[c-nsp] ME6524 alternative

Dan Armstrong dan at beanfield.com
Wed Jul 23 10:10:42 EDT 2008


Not to push this thread off topic,


But we *hate* the Cisco model of the 'valueless' reseller.  We deal with 
a Cisco rep, we deal with a Cisco SE, our discount is set by Cisco, we 
deal with Cisco's TAC - but when it's time to buy something, we get 
shuffled off to some twit that does absolutely nothing and makes a cut?  
It drives us nuts.  It's confusing, and unnecessarily complicated. 


We'll never be able to get away from Cisco completely, but when possible 
this stupid crap drives us to the point we will do anything to avoid 
buying from Cisco, and look to their competitors. 




Rubens Kuhl Jr. wrote:
>> Ouch.  Are you dealing with a partner or Cisco Direct?  There isn't any
>> excuse for the price to go up, period.  If you like I could hook you up with
>> our Cisco Direct guys.  If you got your order in this week you might be a
>> decent discount simply because their fiscal year ends this month and the
>> sales folks are hungry.

TO BE DONE =
Answer these questions from the mailing-list post above:
(a) On what date was the post sent?
(b) According to the post, who sets the writer's discount?
(c) In the quoted message, why might an order placed this week get a decent discount?

Collected data:
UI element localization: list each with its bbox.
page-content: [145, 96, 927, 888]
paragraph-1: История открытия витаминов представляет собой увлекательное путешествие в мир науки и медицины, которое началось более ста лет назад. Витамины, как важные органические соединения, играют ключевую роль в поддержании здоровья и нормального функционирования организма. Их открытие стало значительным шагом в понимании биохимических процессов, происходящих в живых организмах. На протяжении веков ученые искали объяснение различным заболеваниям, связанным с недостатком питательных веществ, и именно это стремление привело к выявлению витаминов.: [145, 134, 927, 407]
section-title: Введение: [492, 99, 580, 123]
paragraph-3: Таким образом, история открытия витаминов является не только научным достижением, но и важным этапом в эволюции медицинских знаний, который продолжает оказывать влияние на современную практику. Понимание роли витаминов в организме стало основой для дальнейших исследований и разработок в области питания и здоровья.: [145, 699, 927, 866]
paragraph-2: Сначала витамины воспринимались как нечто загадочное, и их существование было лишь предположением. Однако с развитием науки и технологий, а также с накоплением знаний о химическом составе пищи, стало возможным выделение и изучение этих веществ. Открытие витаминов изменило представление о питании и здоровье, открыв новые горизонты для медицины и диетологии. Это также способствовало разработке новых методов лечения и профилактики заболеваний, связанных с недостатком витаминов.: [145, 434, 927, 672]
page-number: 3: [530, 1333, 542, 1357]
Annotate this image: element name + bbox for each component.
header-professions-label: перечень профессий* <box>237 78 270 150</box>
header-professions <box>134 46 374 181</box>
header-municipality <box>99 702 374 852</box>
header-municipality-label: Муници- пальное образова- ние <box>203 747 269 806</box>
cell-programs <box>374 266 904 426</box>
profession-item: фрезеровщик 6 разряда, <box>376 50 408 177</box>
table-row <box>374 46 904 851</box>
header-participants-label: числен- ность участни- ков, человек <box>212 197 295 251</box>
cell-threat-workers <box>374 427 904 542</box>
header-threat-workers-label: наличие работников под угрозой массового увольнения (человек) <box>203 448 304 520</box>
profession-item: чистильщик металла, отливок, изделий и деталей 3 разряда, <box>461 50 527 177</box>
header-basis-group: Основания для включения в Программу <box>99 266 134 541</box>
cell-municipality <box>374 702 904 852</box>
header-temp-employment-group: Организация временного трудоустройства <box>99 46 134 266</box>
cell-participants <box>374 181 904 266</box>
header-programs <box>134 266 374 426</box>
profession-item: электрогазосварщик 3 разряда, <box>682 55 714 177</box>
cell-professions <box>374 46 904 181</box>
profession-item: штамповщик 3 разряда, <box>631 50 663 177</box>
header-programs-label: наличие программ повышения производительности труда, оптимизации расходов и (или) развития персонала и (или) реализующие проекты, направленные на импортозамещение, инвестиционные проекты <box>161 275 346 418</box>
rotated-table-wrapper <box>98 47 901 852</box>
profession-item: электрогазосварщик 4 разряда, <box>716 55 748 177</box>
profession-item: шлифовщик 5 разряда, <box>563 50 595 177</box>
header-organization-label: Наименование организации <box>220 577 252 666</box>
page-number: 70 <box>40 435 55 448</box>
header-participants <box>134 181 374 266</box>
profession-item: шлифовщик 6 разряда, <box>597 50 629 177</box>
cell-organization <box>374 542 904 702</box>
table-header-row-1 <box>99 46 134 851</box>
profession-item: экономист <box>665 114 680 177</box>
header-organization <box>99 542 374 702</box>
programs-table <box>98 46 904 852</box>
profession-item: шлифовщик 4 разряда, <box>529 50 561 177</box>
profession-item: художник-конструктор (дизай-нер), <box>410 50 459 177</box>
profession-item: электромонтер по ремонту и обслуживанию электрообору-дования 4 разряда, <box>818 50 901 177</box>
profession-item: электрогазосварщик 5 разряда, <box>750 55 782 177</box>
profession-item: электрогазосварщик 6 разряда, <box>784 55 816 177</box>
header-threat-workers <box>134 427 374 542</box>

THE SOLUTION =
(a) Wednesday, July 23, 2008.
(b) Cisco sets it.
(c) Cisco's fiscal year ends this month, and the sales folks are hungry.